#### Textauszug:
+++
Die Geschichte ist schnell erzählt: Der Kleinganove William Garnett hat in einem amerikanischen Kaff an der mexikanischen Grenze einen Deputy ermordet, nach 18 Jahren Gefängnis ist er nun auf Bewährung entlassen. In dieser Zeit hat er eine tiefe Wandlung durchgemacht, er wünscht sich nichts mehr als ein normales Leben in Ruhe und Frieden. Eine patente Bewährungshelferin wird ihm zur Seite gestellt, der im Knast gefundene muslimische Glauben gibt ihm Kraft, und bald hat er einen einfachen Job und eine wunderbare Freundin gefunden. Doch die Vergangenheit holt ihn ein: Der Sheriff, dessen Mitarbeiter Garnett getötet hat, sinnt auf Rache, ebenso will ihn ein früherer Kumpan, der jetzt mit Menschenschmuggel Geld macht, um keinen Preis aus seinen Klauen entlassen. Unerbittlich entziehen diese beiden Figuren Garnett Stück für Stück jeden Halt, den er gefunden hat. Die Vergeblichkeit jeglicher Hoffnung auf eine zweite Chance wird hier bitter bis zum Ende durchexerziert.

Nun sind solche Geschichten nicht neu, sie gehören quasi zum festen Repertoire des Gangsterfilms ebenso wie des Western. 1973 hat der Schriftsteller und Regisseur José Giovanni die Geschichte als DEUX HOMMES DANS LA VILLE in Frankreich angesiedelt, um die Ungerechtigkeit des dortigen Justizsystems an den Pranger zu stellen. Nun hat Bouchareb – der 2009 mit LONDON RIVER schon einmal im Wettbewerb der Berlinale vertreten war – sie ins heutige Amerika transportiert – inklusive der menschenverachtenden Flüchtlingstragödie an der Grenze.
+++
#### Zu erledigende Aufgaben:
a) Gib aus der Filmbesprechung den Abschnitt wieder, der mit den Worten beginnt, die „Nun sind solche“ enthalten, und mit „an der Grenze.“ schließt.
b) Wie viele Jahre war William Garnett laut der Filmbesprechung im Gefängnis, bevor er auf Bewährung entlassen wurde?

#### Angezeigte Zeilen:
+++
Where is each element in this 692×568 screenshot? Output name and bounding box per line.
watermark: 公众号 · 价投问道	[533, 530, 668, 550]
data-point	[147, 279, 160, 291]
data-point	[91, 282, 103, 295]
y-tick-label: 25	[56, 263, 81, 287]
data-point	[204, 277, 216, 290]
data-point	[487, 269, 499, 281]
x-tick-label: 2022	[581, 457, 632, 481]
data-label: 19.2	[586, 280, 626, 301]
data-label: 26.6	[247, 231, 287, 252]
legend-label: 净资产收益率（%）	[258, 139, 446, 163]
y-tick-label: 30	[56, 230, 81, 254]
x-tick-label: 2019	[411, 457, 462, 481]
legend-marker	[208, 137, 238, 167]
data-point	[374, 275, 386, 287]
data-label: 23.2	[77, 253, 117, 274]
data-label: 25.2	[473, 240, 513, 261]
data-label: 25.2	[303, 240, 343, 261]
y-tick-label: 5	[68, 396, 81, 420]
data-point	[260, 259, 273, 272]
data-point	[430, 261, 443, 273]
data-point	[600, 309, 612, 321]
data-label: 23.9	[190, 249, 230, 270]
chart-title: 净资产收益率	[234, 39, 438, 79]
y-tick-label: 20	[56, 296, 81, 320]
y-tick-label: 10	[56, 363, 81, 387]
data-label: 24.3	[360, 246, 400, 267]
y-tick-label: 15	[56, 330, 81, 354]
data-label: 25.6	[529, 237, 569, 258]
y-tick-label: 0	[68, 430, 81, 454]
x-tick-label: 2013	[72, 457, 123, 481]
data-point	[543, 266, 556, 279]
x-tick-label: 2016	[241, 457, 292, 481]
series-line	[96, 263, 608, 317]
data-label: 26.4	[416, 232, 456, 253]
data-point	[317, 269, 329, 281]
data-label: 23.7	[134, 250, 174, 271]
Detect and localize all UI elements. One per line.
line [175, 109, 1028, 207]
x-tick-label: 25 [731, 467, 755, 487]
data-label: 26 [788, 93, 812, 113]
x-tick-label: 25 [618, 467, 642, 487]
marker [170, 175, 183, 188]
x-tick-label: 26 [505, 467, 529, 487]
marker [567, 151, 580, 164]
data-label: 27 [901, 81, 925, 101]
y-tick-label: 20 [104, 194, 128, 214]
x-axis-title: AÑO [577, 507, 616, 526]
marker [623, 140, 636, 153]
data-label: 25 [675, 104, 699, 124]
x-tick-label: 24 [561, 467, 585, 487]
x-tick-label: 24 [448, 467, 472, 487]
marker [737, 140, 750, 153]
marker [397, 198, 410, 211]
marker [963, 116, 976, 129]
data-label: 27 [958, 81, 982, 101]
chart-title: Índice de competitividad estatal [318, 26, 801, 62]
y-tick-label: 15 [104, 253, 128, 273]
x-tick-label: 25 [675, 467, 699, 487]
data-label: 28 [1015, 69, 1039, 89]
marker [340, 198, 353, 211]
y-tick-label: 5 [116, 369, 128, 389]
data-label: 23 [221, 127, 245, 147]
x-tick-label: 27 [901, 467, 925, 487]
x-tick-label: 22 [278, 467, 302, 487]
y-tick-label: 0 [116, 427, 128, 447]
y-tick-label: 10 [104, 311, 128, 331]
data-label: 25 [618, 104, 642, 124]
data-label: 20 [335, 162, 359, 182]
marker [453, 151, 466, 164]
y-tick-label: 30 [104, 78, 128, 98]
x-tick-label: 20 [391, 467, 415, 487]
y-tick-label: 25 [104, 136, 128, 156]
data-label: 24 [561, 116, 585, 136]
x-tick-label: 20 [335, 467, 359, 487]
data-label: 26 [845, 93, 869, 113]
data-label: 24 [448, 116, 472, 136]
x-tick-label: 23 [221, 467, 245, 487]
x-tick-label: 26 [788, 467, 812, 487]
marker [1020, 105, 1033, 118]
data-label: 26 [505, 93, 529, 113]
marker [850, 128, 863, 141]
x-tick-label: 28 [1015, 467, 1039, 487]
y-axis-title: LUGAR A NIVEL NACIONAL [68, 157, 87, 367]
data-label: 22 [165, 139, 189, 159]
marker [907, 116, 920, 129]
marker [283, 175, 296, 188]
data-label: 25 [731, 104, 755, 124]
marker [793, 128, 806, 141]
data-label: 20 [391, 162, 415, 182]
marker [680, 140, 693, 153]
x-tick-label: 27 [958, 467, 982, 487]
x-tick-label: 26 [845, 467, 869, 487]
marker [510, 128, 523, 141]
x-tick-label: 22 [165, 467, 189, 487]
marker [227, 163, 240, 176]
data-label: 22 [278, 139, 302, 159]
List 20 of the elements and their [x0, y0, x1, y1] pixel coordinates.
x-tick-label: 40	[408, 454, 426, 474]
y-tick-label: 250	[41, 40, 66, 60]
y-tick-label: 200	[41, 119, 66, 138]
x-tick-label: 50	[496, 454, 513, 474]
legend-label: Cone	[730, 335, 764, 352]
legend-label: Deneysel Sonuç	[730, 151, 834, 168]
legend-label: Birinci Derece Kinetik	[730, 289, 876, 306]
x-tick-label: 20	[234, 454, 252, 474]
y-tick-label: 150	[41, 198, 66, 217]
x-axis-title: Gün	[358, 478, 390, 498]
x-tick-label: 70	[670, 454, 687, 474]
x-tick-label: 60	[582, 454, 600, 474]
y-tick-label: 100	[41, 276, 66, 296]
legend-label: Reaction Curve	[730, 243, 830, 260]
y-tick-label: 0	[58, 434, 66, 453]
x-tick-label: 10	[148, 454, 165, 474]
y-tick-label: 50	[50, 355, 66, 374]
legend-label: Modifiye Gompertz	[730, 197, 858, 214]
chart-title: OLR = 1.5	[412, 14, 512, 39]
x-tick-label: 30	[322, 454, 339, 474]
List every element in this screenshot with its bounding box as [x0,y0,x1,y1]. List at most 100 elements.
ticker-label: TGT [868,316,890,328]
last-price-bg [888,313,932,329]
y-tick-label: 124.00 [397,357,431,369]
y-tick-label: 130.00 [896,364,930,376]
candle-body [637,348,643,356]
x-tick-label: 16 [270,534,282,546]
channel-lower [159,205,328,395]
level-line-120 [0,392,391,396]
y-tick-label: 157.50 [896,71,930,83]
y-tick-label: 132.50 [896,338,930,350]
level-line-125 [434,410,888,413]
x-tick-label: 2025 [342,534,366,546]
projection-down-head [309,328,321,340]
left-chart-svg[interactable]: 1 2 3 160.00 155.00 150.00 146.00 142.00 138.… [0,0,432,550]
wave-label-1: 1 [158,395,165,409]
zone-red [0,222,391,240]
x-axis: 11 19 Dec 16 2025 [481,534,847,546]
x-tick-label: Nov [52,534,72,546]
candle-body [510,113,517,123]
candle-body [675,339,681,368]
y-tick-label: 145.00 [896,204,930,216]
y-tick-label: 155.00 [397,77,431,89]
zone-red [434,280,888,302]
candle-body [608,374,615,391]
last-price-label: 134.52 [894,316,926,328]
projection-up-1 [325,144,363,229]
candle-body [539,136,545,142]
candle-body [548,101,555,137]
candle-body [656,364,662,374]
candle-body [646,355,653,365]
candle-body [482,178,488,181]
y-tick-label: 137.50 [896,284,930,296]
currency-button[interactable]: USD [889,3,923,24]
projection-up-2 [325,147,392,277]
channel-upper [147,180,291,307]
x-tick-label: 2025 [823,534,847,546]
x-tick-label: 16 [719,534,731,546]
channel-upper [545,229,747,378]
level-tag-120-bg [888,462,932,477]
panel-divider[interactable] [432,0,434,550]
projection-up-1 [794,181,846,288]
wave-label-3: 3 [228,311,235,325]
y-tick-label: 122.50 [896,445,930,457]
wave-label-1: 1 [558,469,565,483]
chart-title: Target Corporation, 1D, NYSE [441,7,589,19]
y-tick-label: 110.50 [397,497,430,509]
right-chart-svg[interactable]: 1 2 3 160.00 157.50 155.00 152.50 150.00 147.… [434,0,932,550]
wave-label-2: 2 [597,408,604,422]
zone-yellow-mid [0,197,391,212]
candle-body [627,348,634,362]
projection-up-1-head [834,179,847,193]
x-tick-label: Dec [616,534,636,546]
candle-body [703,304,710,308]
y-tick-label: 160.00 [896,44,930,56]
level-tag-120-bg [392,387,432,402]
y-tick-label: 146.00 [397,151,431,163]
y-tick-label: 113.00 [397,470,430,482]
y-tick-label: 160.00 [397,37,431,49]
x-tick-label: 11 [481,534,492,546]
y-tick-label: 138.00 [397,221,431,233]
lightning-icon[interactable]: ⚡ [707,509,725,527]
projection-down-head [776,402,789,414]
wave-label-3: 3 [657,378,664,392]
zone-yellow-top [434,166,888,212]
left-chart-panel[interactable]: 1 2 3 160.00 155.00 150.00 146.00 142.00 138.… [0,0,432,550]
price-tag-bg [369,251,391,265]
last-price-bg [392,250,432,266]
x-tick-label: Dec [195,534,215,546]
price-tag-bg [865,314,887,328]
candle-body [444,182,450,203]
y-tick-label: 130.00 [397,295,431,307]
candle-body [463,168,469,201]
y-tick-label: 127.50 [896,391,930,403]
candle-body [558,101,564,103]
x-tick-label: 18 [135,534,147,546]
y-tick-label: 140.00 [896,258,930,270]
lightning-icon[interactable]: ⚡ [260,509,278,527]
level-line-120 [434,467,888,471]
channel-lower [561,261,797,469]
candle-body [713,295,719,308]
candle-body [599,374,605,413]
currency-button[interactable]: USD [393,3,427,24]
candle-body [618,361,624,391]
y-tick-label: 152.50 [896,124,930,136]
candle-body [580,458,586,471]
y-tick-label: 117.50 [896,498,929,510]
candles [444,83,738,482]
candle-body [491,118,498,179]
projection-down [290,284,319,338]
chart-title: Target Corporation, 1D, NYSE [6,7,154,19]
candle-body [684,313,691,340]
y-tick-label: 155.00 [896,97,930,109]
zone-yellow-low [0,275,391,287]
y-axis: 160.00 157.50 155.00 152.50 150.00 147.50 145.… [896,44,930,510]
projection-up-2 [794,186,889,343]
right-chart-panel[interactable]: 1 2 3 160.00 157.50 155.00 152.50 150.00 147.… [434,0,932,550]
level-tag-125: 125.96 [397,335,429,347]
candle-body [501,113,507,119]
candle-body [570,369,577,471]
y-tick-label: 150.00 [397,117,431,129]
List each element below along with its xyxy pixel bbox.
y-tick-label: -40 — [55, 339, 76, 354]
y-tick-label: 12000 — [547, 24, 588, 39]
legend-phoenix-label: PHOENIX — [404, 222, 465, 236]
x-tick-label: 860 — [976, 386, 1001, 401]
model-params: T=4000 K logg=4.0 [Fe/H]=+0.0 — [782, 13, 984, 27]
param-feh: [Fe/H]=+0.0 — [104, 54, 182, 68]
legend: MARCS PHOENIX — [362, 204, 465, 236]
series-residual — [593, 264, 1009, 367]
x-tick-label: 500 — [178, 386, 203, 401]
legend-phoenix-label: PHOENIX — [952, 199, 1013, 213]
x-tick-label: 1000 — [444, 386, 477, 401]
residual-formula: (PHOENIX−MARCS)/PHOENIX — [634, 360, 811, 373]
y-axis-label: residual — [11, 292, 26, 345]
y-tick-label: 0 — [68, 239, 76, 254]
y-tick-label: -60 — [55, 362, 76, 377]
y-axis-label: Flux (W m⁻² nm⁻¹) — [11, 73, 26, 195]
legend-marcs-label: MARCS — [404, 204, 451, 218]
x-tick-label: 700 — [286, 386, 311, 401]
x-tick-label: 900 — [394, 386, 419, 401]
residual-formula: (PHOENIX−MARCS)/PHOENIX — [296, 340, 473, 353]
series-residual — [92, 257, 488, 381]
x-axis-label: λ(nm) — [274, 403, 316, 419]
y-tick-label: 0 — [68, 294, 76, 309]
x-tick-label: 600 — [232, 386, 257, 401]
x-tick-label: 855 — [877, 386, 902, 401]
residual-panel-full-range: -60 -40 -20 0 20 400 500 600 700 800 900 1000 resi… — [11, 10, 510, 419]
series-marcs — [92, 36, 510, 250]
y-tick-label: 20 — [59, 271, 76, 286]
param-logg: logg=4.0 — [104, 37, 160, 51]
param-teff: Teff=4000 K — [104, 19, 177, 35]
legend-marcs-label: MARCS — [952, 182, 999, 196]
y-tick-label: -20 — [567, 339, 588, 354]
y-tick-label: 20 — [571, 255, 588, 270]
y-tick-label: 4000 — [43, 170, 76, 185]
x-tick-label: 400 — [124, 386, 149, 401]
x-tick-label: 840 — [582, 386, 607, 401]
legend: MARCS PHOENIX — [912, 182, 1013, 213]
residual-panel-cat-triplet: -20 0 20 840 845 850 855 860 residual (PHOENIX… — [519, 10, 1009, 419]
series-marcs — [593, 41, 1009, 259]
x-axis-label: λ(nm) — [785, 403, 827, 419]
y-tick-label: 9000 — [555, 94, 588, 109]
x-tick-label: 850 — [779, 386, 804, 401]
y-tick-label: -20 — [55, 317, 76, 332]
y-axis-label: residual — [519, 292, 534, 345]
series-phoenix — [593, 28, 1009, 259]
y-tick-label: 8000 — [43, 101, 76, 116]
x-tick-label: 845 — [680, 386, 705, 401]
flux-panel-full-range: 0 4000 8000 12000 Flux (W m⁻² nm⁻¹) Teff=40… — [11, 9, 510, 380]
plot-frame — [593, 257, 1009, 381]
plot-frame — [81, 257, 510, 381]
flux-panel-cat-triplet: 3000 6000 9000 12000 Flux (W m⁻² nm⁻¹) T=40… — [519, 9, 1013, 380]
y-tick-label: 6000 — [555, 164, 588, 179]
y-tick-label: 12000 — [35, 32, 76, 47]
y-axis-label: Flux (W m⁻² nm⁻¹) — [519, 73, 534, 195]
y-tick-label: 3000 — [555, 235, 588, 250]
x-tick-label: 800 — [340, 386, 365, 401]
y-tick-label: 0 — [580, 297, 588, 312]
+++
#### Die Antworten:
a)
Nun sind solche Geschichten nicht neu, sie gehören quasi zum festen Repertoire des Gangsterfilms ebenso wie des Western. 1973 hat der Schriftsteller und Regisseur José Giovanni die Geschichte als DEUX HOMMES DANS LA VILLE in Frankreich angesiedelt, um die Ungerechtigkeit des dortigen Justizsystems an den Pranger zu stellen. Nun hat Bouchareb – der 2009 mit LONDON RIVER schon einmal im Wettbewerb der Berlinale vertreten war – sie ins heutige Amerika transportiert – inklusive der menschenverachtenden Flüchtlingstragödie an der Grenze.

b) 18 Jahre.